(A run of records)
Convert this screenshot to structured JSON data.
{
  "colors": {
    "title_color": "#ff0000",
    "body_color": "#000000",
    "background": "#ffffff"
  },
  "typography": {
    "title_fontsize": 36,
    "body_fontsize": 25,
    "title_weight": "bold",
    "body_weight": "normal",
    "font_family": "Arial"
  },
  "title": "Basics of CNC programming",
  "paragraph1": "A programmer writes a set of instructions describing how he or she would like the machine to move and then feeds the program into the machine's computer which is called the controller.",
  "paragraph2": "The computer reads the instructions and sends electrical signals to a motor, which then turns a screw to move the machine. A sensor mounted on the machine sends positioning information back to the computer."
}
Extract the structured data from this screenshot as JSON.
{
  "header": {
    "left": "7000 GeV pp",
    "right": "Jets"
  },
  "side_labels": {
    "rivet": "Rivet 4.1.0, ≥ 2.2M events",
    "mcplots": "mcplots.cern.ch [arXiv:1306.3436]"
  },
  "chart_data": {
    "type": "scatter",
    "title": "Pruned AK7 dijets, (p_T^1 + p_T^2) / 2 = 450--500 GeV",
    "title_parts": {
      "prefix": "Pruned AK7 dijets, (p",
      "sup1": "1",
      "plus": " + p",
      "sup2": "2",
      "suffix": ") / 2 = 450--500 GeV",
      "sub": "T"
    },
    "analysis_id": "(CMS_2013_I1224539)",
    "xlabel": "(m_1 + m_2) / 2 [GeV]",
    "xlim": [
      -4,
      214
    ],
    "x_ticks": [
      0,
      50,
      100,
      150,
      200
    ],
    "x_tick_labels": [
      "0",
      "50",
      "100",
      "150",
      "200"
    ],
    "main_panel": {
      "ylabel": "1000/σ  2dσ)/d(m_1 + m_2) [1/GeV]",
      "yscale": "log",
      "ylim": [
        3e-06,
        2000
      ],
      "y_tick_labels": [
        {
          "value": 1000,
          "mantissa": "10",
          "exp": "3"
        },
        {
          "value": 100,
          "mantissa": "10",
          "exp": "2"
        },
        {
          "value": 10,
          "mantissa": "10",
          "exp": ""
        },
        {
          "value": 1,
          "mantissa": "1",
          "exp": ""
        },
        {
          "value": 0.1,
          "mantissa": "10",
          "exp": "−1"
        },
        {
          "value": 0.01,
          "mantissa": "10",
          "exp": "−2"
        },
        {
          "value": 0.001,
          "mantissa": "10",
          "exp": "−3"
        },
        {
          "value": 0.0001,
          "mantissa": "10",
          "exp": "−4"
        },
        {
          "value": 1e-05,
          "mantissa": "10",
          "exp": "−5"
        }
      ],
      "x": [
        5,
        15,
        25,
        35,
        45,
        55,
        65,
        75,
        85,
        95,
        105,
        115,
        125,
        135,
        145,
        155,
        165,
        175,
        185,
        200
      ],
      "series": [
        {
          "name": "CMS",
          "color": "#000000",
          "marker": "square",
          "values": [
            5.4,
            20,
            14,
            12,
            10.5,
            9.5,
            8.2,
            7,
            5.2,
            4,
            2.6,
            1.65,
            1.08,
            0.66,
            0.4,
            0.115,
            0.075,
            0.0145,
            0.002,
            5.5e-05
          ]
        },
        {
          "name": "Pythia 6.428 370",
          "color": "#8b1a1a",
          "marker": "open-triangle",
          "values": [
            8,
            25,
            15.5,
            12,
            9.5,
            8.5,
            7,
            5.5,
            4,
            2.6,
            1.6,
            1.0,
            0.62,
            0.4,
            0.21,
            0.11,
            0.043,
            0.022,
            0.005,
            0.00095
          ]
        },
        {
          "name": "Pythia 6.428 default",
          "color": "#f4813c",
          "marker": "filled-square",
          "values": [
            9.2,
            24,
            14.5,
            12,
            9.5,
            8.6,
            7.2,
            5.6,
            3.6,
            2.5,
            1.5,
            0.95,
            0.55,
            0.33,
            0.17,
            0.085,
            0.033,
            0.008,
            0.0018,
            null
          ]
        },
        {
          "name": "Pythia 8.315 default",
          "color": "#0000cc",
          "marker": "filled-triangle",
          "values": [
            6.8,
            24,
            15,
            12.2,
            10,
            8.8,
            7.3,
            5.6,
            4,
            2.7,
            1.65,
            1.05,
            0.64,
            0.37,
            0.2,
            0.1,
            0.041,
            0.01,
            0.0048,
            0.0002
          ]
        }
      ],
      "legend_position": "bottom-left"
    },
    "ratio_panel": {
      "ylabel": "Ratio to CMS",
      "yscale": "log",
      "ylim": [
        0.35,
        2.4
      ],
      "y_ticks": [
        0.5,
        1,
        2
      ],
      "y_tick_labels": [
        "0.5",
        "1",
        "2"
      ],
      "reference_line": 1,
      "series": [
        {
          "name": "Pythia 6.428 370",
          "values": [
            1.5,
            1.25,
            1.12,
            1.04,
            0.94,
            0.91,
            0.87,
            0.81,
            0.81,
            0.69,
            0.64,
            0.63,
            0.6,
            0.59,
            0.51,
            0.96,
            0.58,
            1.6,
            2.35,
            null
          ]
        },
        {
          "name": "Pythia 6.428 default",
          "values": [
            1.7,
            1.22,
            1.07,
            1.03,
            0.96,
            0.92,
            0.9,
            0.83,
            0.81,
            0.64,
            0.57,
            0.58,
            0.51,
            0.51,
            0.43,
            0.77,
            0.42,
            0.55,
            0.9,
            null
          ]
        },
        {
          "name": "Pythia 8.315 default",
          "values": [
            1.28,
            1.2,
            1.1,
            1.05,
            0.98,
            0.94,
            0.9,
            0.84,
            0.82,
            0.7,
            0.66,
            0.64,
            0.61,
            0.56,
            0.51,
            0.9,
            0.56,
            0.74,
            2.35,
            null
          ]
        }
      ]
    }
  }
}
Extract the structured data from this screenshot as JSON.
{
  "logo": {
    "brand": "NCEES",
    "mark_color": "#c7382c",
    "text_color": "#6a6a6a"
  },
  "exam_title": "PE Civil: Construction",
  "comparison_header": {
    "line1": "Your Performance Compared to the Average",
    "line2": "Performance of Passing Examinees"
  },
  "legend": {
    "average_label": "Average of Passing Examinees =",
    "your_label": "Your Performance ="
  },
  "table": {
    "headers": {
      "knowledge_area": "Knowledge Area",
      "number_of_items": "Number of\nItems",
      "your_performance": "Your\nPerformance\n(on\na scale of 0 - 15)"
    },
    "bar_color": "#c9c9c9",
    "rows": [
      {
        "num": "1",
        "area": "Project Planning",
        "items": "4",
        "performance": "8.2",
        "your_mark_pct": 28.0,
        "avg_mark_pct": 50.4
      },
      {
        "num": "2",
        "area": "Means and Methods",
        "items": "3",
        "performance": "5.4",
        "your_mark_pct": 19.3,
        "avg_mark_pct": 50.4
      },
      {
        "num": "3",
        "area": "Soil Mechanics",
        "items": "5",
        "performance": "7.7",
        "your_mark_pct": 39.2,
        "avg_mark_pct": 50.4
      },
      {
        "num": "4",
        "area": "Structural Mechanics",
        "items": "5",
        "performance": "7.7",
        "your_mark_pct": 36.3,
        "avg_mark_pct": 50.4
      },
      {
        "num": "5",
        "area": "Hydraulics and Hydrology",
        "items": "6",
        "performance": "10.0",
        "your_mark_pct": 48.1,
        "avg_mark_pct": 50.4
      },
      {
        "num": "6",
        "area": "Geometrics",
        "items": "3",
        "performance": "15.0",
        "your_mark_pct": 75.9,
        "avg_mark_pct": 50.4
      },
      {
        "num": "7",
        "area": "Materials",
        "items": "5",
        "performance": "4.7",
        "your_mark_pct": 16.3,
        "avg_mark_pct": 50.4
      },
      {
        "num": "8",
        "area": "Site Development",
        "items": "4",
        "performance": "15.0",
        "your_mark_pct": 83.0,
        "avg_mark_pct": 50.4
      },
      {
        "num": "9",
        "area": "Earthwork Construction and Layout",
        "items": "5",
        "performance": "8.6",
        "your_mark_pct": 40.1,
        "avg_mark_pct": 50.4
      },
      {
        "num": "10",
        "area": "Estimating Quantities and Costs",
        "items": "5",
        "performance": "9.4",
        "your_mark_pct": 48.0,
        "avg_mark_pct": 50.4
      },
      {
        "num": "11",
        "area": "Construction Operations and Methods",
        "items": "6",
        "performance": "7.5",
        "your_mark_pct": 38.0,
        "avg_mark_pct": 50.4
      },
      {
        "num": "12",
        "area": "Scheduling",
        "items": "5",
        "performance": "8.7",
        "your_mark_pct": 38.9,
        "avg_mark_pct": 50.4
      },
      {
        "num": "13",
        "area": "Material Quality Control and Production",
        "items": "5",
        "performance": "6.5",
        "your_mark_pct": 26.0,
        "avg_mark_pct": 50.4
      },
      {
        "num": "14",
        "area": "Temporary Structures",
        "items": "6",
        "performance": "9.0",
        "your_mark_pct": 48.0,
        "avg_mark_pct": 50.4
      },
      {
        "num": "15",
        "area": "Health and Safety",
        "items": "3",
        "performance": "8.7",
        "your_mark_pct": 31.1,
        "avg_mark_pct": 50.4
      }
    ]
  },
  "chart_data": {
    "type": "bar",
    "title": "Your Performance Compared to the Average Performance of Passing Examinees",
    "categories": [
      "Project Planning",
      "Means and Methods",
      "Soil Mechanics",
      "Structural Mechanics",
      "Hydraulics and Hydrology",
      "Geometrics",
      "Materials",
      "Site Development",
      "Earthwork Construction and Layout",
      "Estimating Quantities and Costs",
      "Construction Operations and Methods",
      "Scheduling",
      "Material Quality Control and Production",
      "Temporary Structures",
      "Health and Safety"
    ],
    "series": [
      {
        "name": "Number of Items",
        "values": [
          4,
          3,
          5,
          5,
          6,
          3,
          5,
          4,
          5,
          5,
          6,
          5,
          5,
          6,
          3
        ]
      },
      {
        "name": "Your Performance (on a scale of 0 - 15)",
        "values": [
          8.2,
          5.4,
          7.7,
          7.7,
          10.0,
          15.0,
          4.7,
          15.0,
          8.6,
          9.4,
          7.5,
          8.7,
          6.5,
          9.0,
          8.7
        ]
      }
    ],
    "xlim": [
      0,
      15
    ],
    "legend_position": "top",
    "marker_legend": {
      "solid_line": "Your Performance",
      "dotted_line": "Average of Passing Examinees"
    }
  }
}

Problem statement. Find every line containing the word "machine", then give the total and nothing more.

Solution to this exercise. 2